- RECORDS TO USE:
* begin *

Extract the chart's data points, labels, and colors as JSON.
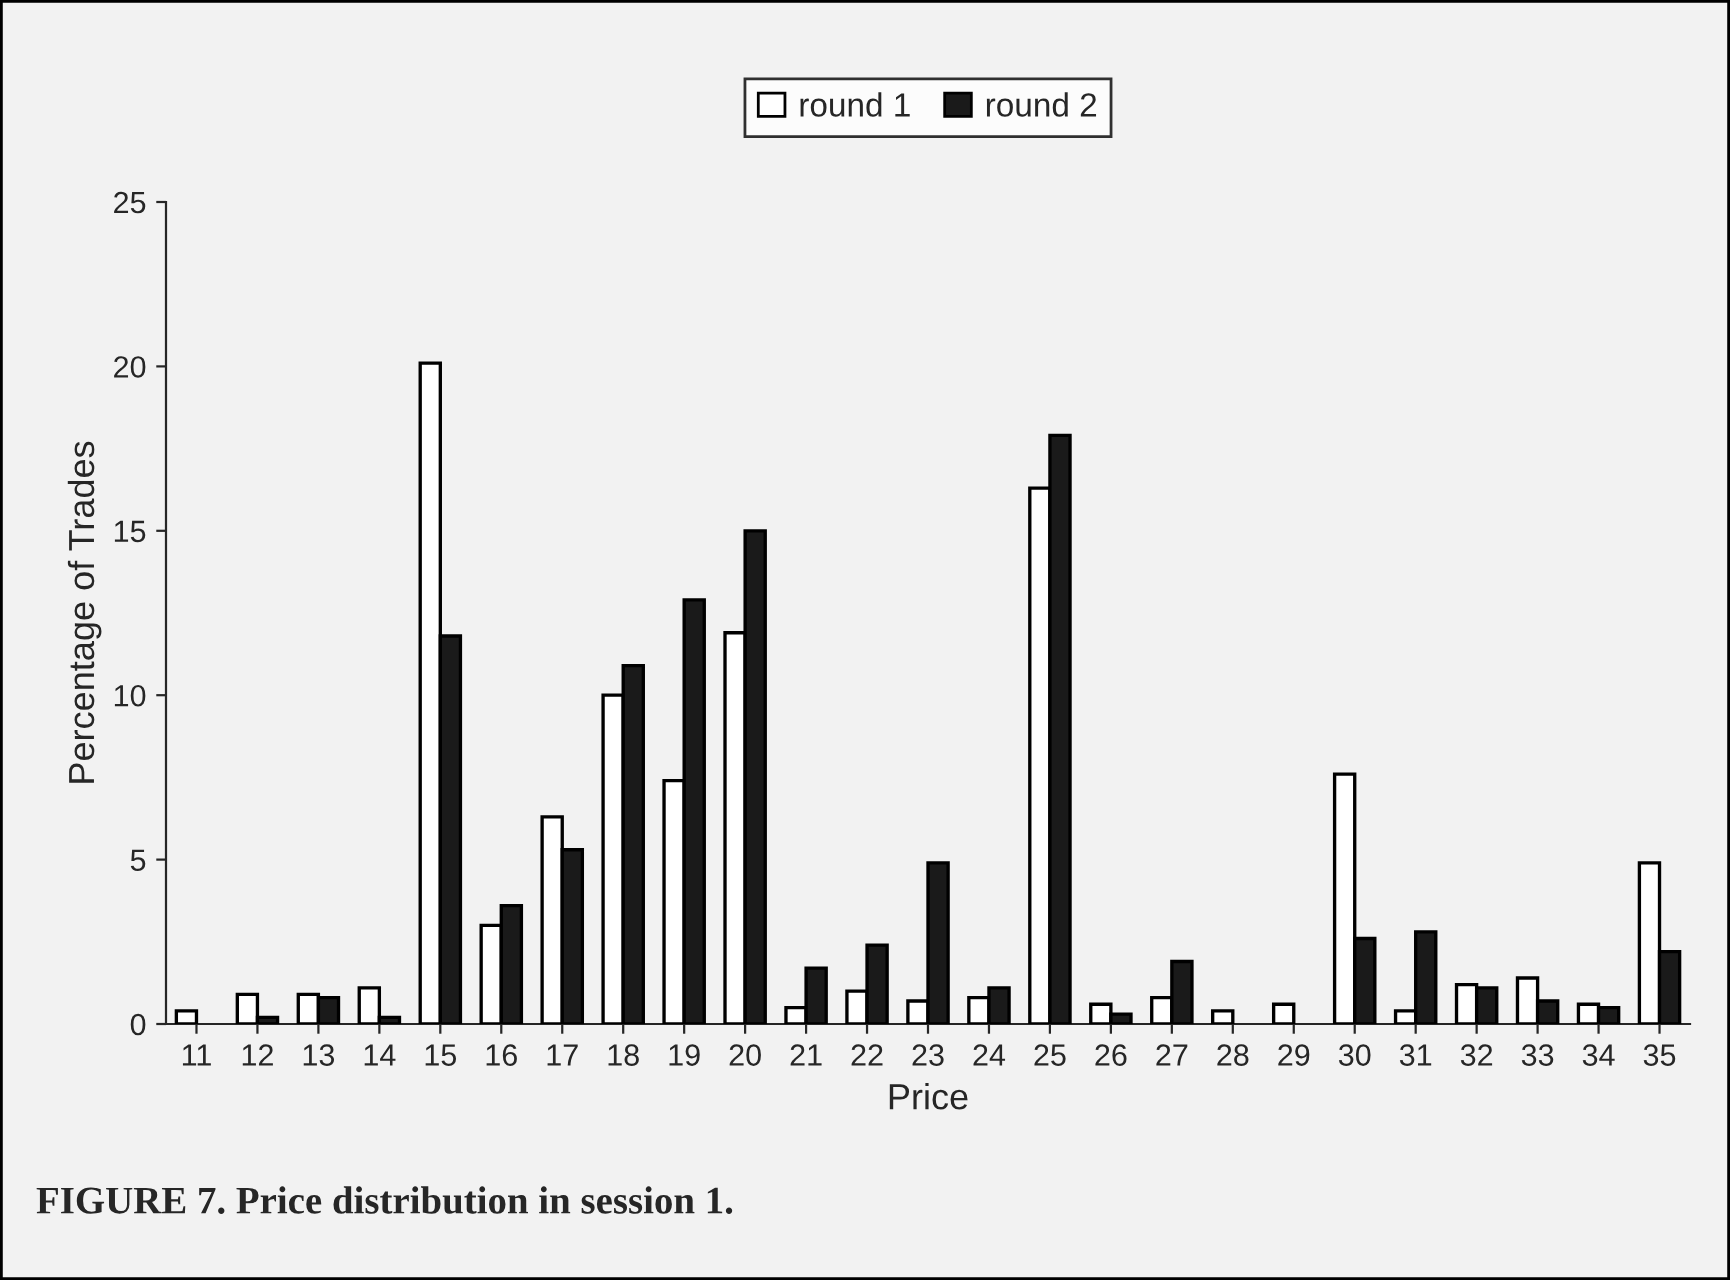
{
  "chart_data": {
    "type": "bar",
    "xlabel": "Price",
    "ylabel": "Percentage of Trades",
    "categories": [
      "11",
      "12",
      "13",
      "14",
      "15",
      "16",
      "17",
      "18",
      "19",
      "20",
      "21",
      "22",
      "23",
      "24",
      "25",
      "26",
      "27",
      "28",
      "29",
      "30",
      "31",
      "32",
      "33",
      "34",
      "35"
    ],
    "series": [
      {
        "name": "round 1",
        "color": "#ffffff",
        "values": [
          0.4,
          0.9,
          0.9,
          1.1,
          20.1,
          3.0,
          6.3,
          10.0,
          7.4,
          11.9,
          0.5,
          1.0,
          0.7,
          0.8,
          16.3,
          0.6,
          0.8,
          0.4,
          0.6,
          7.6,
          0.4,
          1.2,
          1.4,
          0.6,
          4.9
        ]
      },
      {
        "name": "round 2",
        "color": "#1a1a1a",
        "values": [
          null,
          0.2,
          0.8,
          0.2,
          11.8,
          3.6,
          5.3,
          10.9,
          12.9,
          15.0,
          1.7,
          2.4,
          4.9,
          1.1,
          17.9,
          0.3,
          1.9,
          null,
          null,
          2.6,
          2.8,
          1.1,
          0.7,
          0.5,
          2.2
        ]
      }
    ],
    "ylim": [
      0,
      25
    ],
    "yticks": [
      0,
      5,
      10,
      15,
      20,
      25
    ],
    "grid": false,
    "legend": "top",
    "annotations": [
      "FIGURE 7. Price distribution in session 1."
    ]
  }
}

* end *
* begin *

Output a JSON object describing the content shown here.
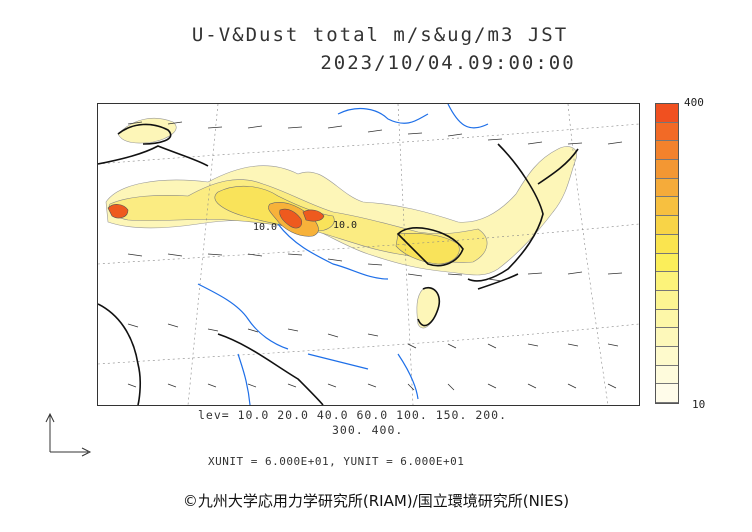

* end *
* begin *

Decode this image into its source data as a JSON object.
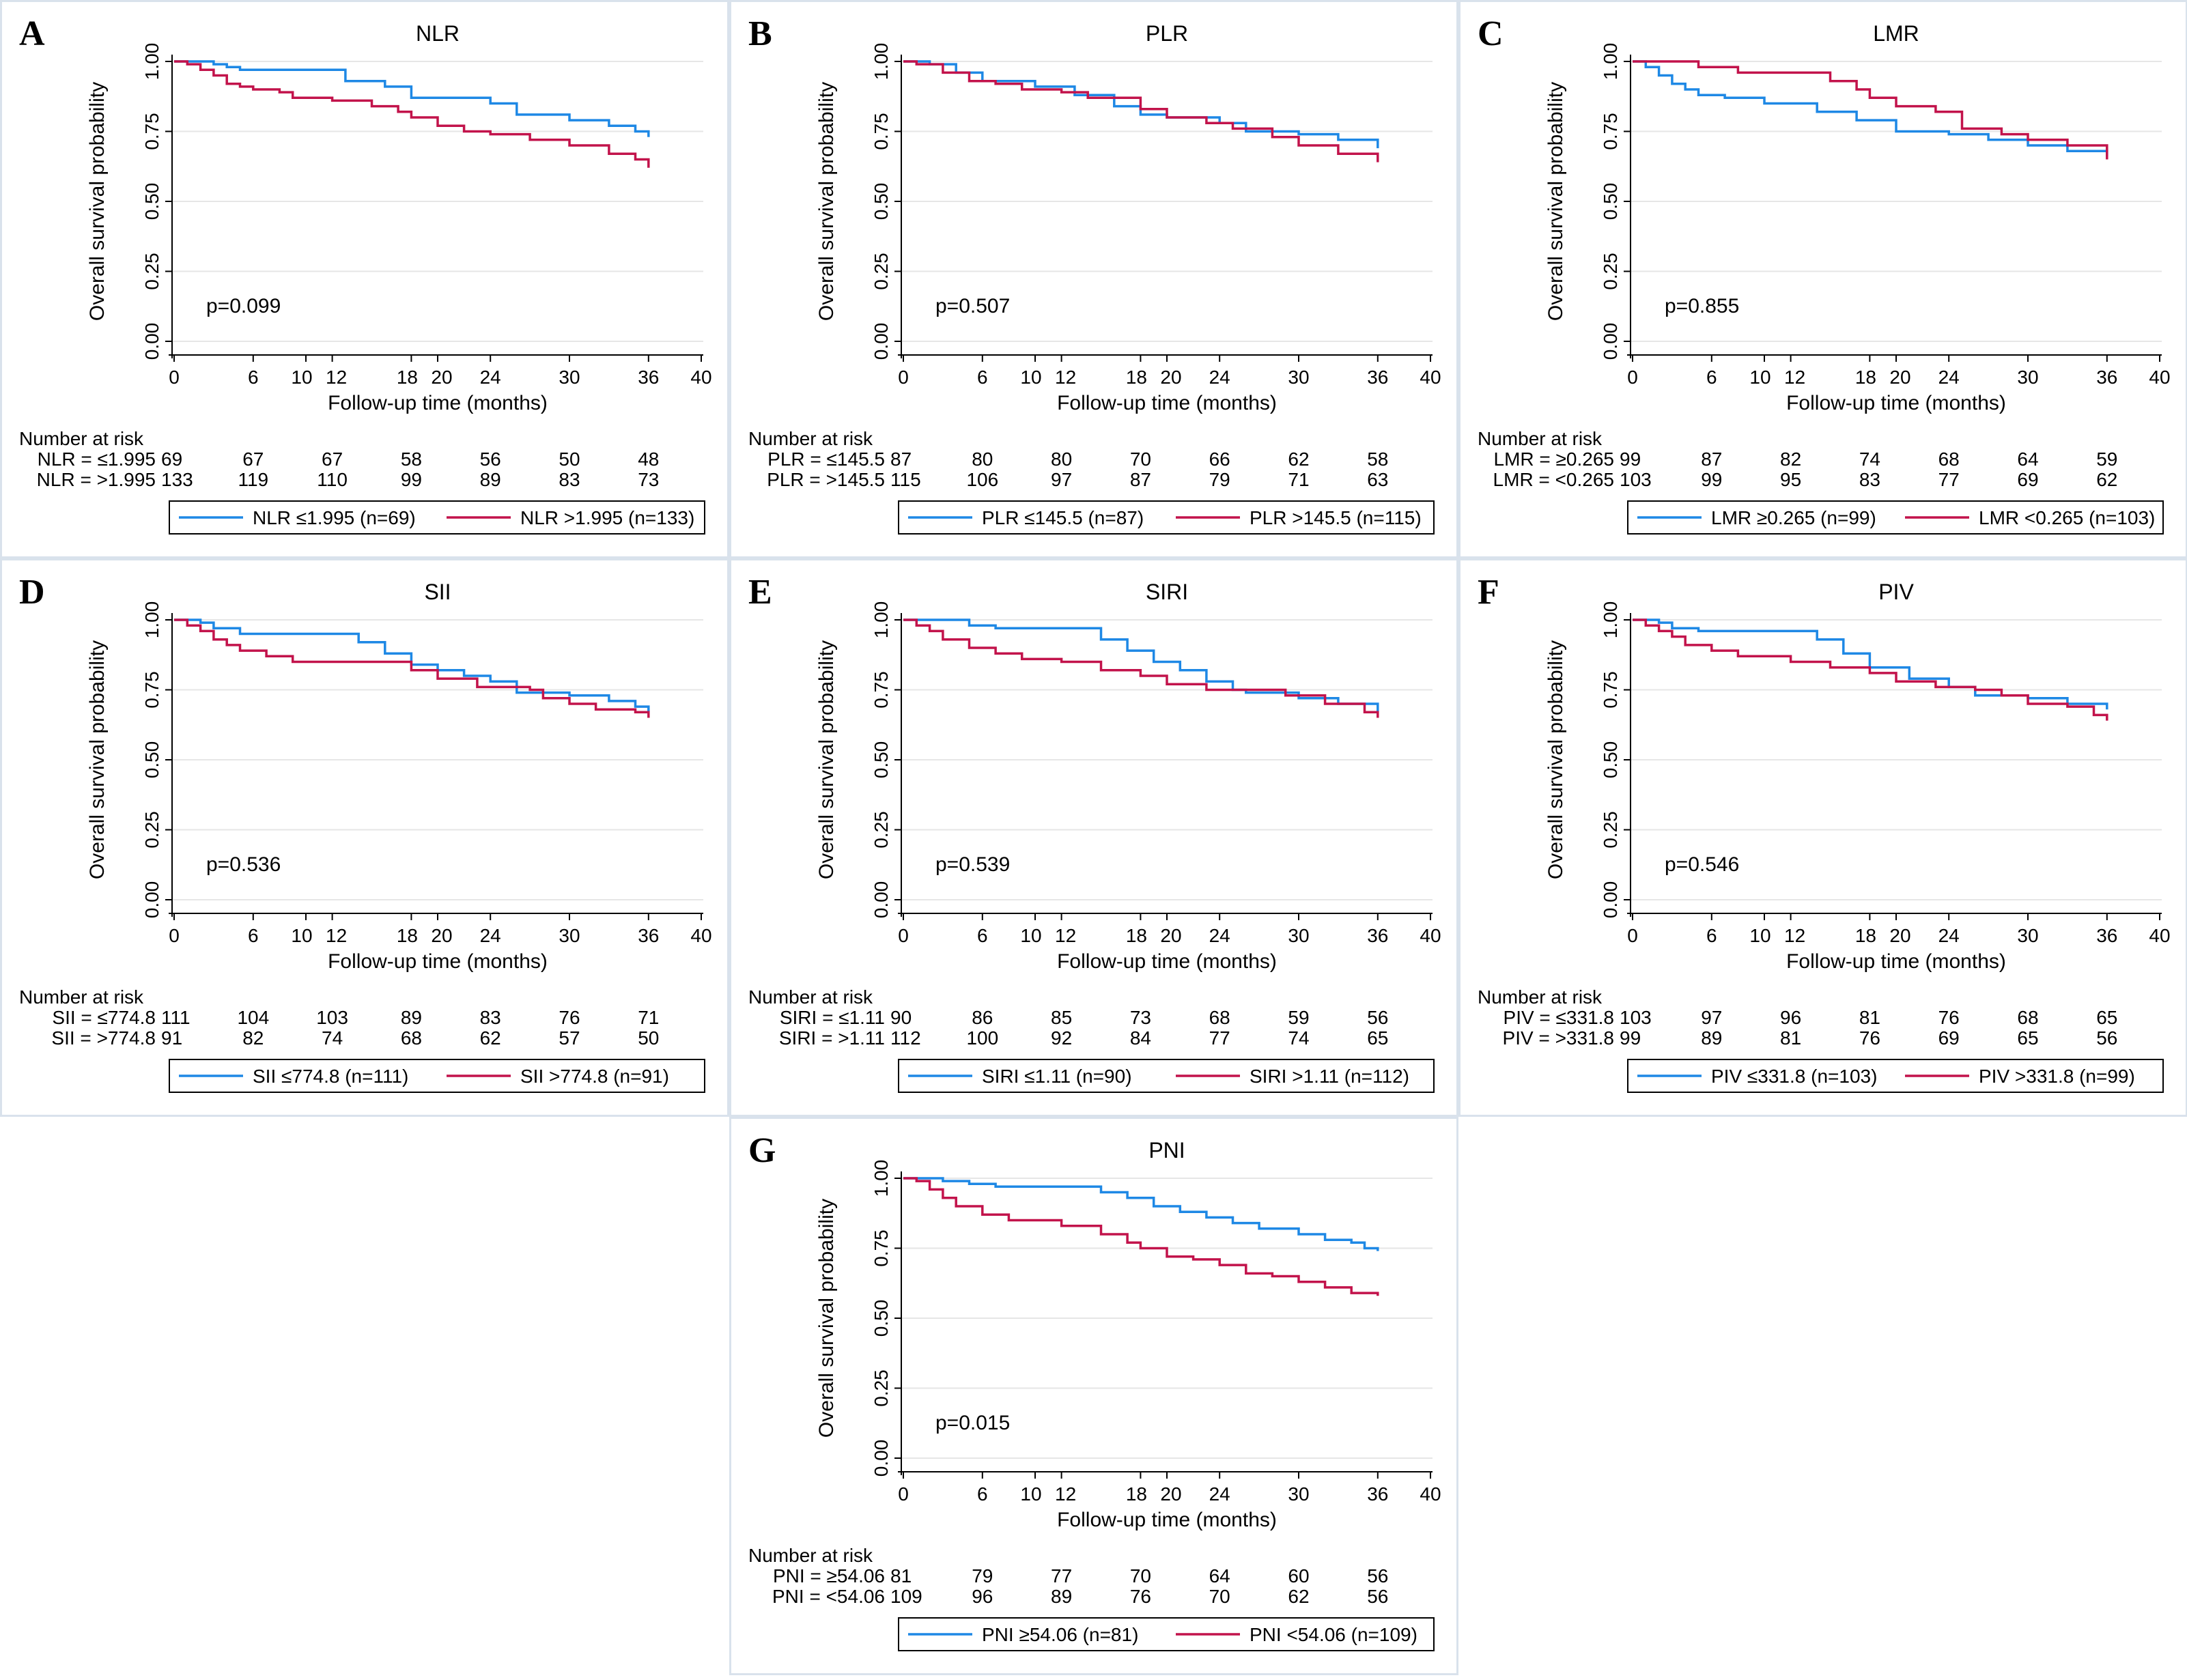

* end *

- PROBLEM:
Extract every line that has the string "object" in it.

- RESPONSE BELOW:
Output a JSON object describing the content shown here.
Decode this image into its source data as a JSON object.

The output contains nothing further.